Work required
Scan the data that follows and count the lines with the string "green"; answer with the count alone.

Figure contents as structured data
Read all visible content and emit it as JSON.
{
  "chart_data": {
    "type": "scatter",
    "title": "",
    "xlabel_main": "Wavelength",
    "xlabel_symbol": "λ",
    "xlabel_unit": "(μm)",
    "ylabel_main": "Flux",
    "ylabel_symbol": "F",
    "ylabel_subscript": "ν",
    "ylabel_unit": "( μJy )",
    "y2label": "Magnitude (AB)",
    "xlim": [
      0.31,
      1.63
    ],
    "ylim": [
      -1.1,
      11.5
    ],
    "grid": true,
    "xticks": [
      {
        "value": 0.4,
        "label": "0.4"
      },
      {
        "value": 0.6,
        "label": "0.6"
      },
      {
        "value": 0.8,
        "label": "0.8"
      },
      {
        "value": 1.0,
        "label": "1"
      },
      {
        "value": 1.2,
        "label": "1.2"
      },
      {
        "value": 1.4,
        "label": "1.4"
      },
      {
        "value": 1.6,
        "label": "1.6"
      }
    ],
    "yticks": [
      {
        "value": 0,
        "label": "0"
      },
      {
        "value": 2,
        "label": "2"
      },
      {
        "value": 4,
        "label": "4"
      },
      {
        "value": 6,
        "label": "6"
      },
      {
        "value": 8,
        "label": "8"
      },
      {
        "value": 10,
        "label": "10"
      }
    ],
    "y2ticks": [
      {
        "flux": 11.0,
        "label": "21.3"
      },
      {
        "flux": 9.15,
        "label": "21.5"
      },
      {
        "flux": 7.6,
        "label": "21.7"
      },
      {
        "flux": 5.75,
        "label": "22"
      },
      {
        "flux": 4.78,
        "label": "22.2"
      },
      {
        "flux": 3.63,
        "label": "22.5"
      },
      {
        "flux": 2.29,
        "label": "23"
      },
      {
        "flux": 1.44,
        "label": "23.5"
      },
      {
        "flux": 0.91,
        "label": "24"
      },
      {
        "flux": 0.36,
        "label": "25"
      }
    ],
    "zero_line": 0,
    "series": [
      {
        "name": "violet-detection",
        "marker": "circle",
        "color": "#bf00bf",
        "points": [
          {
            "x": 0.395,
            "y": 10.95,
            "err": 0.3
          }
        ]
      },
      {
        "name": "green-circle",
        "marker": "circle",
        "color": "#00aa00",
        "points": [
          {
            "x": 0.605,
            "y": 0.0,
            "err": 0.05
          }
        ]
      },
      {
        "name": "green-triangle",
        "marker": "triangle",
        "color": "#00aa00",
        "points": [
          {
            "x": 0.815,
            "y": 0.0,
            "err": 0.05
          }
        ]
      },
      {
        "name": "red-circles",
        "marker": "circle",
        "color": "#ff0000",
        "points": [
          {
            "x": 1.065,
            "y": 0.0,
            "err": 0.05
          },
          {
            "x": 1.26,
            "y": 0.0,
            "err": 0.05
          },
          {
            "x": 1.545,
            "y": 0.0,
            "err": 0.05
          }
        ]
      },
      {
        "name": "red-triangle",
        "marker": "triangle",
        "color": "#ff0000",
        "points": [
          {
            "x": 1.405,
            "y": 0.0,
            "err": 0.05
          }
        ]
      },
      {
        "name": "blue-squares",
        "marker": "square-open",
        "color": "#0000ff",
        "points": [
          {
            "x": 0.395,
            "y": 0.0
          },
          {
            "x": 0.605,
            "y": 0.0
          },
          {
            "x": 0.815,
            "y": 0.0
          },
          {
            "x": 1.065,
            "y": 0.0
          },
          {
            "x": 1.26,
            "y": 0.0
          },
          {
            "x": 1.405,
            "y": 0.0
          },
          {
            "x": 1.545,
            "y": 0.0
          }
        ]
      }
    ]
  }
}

Answer to the exercise
2